### [Written exercise]
Please transcribe the data below exactly. Leave the pictures out.

### [Input data]
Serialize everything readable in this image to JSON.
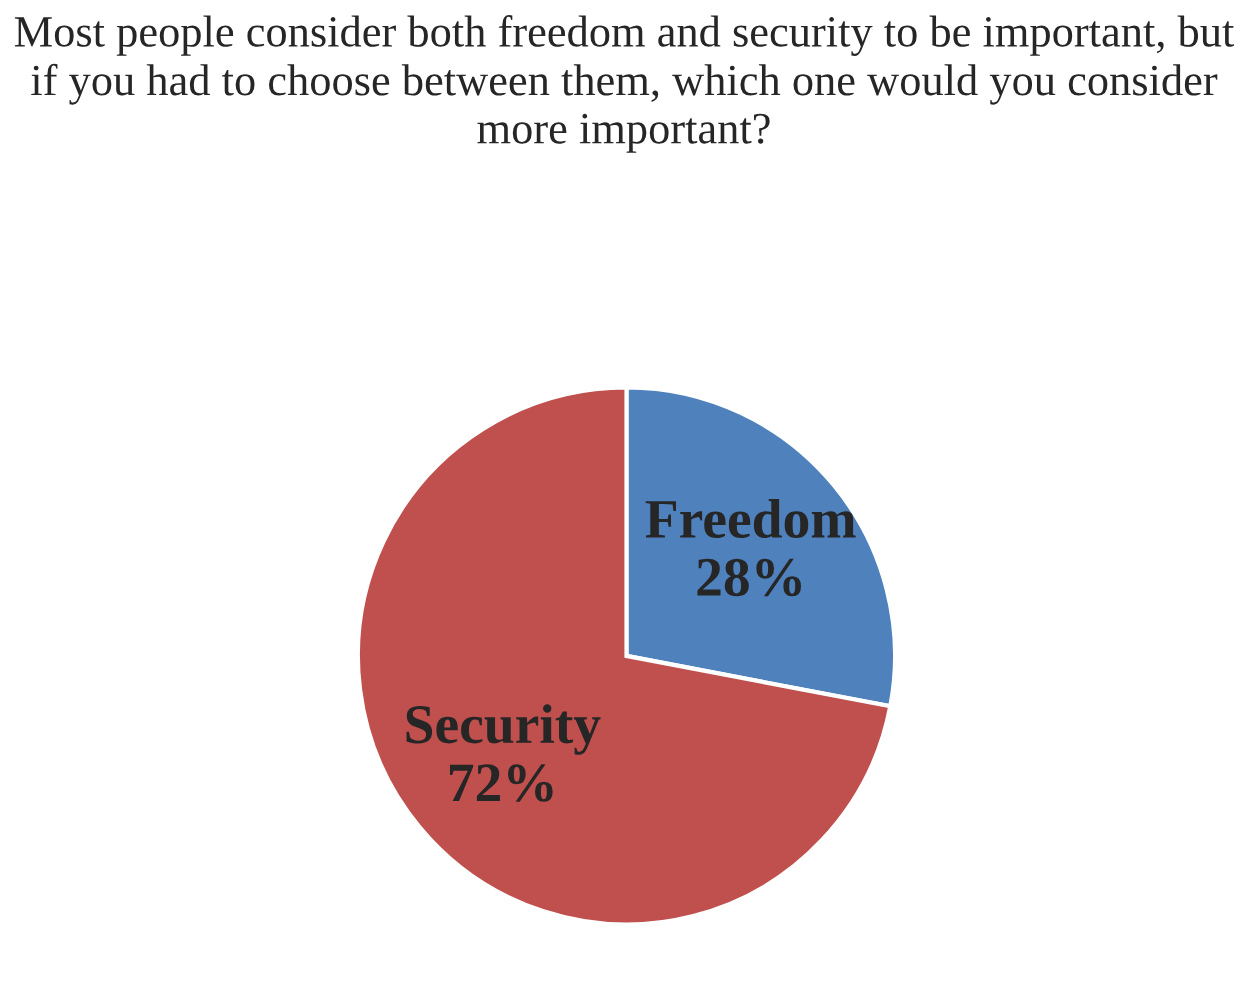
{
  "chart_data": {
    "type": "pie",
    "title": "Most people consider both freedom and security to be important, but if you had to choose between them, which one would you consider more important?",
    "categories": [
      "Freedom",
      "Security"
    ],
    "values": [
      28,
      72
    ],
    "colors": [
      "#4f81bd",
      "#c0504d"
    ],
    "value_labels": [
      "28%",
      "72%"
    ],
    "legend": false
  }
}
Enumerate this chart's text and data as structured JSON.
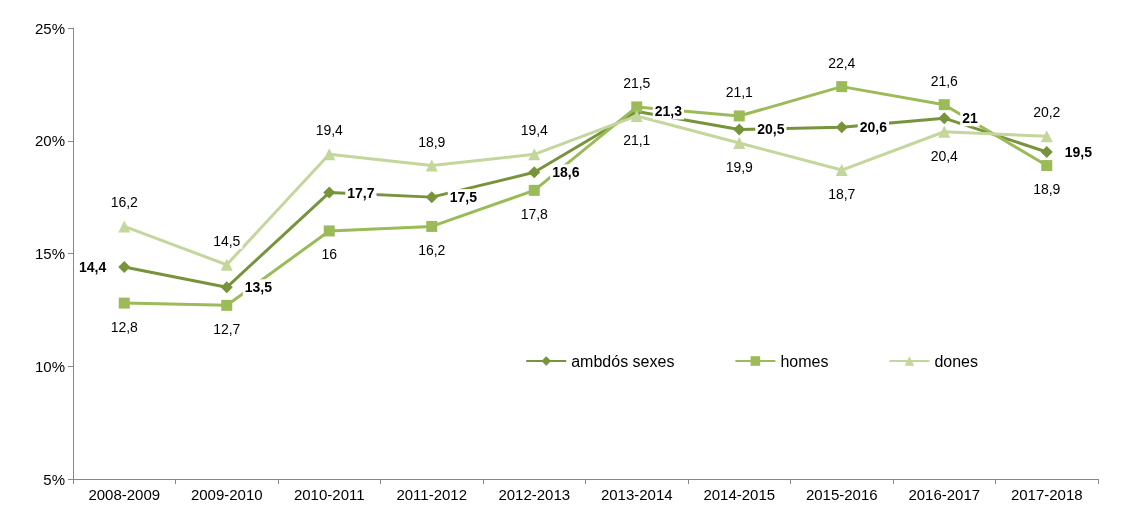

### [Correct answer]
Serialize everything readable in this image to JSON.
{
  "chart_data": {
    "type": "pie",
    "title": "Most people consider both freedom and security to be important, but if you had to choose between them, which one would you consider more important?",
    "categories": [
      "Freedom",
      "Security"
    ],
    "values": [
      28,
      72
    ],
    "colors": [
      "#4f81bd",
      "#c0504d"
    ],
    "value_labels": [
      "28%",
      "72%"
    ],
    "legend": false
  }
}
Enumerate this chart's text and data as structured JSON.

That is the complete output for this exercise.